* **Aim**: Retype every one of the following rows without changing anything.

━━ Task input ━━

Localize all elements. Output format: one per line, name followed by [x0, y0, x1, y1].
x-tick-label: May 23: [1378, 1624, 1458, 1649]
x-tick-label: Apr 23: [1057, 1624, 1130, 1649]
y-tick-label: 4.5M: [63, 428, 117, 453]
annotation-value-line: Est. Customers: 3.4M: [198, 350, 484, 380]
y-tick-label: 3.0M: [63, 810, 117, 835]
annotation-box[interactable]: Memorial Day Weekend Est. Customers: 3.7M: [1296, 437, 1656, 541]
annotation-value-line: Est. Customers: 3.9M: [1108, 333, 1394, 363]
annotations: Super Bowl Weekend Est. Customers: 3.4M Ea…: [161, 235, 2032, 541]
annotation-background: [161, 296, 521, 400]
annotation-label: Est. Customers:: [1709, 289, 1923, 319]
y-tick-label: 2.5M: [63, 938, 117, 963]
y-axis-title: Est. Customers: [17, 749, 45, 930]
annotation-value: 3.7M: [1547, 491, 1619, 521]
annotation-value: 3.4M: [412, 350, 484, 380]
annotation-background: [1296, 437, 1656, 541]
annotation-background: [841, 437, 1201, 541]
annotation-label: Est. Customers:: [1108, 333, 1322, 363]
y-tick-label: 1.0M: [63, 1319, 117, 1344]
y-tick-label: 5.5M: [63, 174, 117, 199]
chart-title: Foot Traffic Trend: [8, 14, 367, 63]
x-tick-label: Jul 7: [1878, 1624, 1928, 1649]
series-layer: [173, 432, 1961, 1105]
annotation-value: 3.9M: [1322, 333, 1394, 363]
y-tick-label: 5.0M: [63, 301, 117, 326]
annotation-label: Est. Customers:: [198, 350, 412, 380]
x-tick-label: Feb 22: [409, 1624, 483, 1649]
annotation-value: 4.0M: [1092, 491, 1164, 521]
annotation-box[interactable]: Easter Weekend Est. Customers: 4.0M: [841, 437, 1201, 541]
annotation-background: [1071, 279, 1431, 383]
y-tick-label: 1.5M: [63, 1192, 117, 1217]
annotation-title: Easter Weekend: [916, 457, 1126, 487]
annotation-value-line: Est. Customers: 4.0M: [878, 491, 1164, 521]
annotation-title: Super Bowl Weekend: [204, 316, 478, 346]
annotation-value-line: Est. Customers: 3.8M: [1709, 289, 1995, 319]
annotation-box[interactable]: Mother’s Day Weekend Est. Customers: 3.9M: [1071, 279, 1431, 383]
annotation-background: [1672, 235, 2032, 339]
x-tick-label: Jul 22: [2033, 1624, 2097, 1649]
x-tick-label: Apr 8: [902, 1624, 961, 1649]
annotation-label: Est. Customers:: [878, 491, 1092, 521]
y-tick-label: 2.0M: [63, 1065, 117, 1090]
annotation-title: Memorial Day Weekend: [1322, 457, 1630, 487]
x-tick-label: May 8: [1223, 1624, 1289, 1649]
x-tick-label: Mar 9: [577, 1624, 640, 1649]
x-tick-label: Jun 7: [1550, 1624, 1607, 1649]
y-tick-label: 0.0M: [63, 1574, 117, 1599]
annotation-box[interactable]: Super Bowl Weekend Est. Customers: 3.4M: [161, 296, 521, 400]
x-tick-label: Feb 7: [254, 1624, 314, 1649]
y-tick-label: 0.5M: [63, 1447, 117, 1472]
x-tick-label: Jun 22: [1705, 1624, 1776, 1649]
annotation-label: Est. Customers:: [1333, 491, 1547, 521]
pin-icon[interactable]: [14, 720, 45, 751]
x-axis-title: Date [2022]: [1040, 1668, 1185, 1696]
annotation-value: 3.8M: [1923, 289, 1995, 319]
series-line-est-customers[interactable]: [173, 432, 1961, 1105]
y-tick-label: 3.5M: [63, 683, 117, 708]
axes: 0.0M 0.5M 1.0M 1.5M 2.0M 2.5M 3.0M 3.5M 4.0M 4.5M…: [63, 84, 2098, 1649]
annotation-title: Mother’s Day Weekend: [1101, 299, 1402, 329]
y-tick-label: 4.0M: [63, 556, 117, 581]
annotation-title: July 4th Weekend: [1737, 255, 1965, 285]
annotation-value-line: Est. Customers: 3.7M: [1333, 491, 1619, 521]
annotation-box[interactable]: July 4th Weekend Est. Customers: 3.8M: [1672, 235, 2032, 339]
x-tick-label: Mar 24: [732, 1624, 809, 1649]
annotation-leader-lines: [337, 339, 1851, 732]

━━━

* **Reply**:
Localize all elements. Output format: one per line, name followed by [x0, y0, x1, y1].
x-tick-label: May 23: [1378, 1624, 1458, 1649]
x-tick-label: Apr 23: [1057, 1624, 1130, 1649]
y-tick-label: 4.5M: [63, 428, 117, 453]
annotation-value-line: Est. Customers: 3.4M: [198, 350, 484, 380]
y-tick-label: 3.0M: [63, 810, 117, 835]
annotation-box[interactable]: Memorial Day Weekend Est. Customers: 3.7M: [1296, 437, 1656, 541]
annotation-value-line: Est. Customers: 3.9M: [1108, 333, 1394, 363]
annotations: Super Bowl Weekend Est. Customers: 3.4M Ea…: [161, 235, 2032, 541]
annotation-background: [161, 296, 521, 400]
annotation-label: Est. Customers:: [1709, 289, 1923, 319]
y-tick-label: 2.5M: [63, 938, 117, 963]
y-axis-title: Est. Customers: [17, 749, 45, 930]
annotation-value: 3.7M: [1547, 491, 1619, 521]
annotation-value: 3.4M: [412, 350, 484, 380]
annotation-background: [1296, 437, 1656, 541]
annotation-background: [841, 437, 1201, 541]
annotation-label: Est. Customers:: [1108, 333, 1322, 363]
y-tick-label: 1.0M: [63, 1319, 117, 1344]
y-tick-label: 5.5M: [63, 174, 117, 199]
chart-title: Foot Traffic Trend: [8, 14, 367, 63]
x-tick-label: Jul 7: [1878, 1624, 1928, 1649]
series-layer: [173, 432, 1961, 1105]
annotation-value: 3.9M: [1322, 333, 1394, 363]
y-tick-label: 5.0M: [63, 301, 117, 326]
annotation-label: Est. Customers:: [198, 350, 412, 380]
x-tick-label: Feb 22: [409, 1624, 483, 1649]
annotation-value: 4.0M: [1092, 491, 1164, 521]
annotation-box[interactable]: Easter Weekend Est. Customers: 4.0M: [841, 437, 1201, 541]
annotation-background: [1071, 279, 1431, 383]
y-tick-label: 1.5M: [63, 1192, 117, 1217]
annotation-title: Easter Weekend: [916, 457, 1126, 487]
annotation-value-line: Est. Customers: 4.0M: [878, 491, 1164, 521]
annotation-title: Super Bowl Weekend: [204, 316, 478, 346]
annotation-value-line: Est. Customers: 3.8M: [1709, 289, 1995, 319]
annotation-box[interactable]: Mother’s Day Weekend Est. Customers: 3.9M: [1071, 279, 1431, 383]
annotation-background: [1672, 235, 2032, 339]
x-tick-label: Jul 22: [2033, 1624, 2097, 1649]
x-tick-label: Apr 8: [902, 1624, 961, 1649]
annotation-label: Est. Customers:: [878, 491, 1092, 521]
y-tick-label: 2.0M: [63, 1065, 117, 1090]
annotation-title: Memorial Day Weekend: [1322, 457, 1630, 487]
x-tick-label: May 8: [1223, 1624, 1289, 1649]
x-tick-label: Mar 9: [577, 1624, 640, 1649]
x-tick-label: Jun 7: [1550, 1624, 1607, 1649]
y-tick-label: 0.0M: [63, 1574, 117, 1599]
annotation-box[interactable]: Super Bowl Weekend Est. Customers: 3.4M: [161, 296, 521, 400]
x-tick-label: Feb 7: [254, 1624, 314, 1649]
y-tick-label: 0.5M: [63, 1447, 117, 1472]
x-tick-label: Jun 22: [1705, 1624, 1776, 1649]
annotation-label: Est. Customers:: [1333, 491, 1547, 521]
pin-icon[interactable]: [14, 720, 45, 751]
x-axis-title: Date [2022]: [1040, 1668, 1185, 1696]
annotation-value: 3.8M: [1923, 289, 1995, 319]
series-line-est-customers[interactable]: [173, 432, 1961, 1105]
y-tick-label: 3.5M: [63, 683, 117, 708]
axes: 0.0M 0.5M 1.0M 1.5M 2.0M 2.5M 3.0M 3.5M 4.0M 4.5M…: [63, 84, 2098, 1649]
annotation-title: Mother’s Day Weekend: [1101, 299, 1402, 329]
y-tick-label: 4.0M: [63, 556, 117, 581]
annotation-title: July 4th Weekend: [1737, 255, 1965, 285]
annotation-value-line: Est. Customers: 3.7M: [1333, 491, 1619, 521]
annotation-box[interactable]: July 4th Weekend Est. Customers: 3.8M: [1672, 235, 2032, 339]
x-tick-label: Mar 24: [732, 1624, 809, 1649]
annotation-leader-lines: [337, 339, 1851, 732]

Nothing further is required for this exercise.